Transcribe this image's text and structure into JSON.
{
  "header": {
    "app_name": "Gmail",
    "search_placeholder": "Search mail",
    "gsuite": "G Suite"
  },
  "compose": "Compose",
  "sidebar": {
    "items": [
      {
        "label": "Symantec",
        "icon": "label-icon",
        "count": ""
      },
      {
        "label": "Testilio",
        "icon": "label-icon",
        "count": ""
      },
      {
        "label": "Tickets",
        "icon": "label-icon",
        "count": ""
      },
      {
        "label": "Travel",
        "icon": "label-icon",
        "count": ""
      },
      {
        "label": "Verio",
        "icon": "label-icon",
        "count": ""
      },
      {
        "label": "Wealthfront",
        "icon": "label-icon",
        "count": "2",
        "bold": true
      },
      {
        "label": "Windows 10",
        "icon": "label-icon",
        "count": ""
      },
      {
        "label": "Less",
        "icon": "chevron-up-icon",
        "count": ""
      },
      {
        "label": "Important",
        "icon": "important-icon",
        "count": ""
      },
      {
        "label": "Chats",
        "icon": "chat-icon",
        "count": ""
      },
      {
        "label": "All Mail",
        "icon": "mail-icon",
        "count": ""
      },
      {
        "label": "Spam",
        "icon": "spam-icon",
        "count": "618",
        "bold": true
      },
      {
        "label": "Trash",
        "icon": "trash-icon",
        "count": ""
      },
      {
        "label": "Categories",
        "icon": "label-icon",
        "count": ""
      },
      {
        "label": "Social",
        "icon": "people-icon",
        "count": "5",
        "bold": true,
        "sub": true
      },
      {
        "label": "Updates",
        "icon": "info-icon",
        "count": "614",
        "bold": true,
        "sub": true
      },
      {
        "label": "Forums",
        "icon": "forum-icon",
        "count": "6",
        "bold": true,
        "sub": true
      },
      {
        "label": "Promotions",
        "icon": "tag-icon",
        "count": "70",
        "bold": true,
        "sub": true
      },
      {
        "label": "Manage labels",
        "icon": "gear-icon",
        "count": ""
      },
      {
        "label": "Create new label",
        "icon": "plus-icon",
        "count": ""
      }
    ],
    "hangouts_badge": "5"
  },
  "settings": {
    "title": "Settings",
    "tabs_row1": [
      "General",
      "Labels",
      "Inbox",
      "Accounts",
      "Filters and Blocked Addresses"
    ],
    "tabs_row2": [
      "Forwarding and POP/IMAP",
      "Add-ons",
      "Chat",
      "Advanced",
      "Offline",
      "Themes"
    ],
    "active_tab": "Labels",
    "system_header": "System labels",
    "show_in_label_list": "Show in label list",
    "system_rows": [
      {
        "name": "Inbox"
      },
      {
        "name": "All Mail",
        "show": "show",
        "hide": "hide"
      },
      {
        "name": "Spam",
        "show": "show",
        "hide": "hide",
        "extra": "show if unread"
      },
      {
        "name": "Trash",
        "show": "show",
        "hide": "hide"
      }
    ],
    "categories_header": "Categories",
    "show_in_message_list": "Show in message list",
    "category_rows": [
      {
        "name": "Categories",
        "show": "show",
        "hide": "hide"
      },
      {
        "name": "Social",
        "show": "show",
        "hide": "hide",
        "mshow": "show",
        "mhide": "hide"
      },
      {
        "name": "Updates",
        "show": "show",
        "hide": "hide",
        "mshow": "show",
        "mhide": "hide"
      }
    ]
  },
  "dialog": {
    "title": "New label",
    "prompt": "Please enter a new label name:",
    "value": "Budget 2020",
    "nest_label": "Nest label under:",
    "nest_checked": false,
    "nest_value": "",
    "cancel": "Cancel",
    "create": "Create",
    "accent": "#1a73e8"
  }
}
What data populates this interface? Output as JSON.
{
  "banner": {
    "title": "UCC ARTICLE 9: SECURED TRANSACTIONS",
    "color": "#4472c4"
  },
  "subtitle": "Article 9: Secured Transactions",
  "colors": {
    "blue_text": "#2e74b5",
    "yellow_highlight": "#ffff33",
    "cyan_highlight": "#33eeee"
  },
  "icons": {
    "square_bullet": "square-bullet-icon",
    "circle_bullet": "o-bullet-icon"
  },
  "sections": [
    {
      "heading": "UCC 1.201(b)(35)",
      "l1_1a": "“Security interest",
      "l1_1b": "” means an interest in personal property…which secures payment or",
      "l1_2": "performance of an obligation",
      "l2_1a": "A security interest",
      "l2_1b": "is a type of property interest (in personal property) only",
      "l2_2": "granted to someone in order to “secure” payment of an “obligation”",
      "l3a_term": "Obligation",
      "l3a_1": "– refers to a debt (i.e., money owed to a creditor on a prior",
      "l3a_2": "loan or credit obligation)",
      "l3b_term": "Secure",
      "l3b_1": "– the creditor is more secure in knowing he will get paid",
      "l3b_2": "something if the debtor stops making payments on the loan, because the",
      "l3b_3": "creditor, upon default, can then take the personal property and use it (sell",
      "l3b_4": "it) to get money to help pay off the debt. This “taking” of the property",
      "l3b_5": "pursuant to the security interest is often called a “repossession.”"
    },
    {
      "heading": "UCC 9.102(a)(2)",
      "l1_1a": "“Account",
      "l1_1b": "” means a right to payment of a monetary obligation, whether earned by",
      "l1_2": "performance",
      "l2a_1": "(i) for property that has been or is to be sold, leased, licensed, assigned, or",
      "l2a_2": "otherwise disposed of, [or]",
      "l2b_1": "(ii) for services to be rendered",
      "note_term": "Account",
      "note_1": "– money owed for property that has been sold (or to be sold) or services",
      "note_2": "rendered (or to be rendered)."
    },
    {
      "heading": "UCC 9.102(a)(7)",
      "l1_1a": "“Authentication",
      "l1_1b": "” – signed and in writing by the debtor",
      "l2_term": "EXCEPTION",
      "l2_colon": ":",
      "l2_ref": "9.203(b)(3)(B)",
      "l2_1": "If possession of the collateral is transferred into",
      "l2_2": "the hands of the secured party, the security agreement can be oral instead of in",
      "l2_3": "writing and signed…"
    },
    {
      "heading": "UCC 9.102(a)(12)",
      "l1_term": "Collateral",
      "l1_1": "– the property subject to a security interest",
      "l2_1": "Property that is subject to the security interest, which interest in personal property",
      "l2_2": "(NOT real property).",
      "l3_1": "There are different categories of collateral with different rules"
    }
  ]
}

### TASK DIRECTIONS
In the entries above, find every line with the word "JSON" and list it.

### CORRECT RESULT
Transcribe this image's text and structure into JSON.
What data populates this interface? Output as JSON.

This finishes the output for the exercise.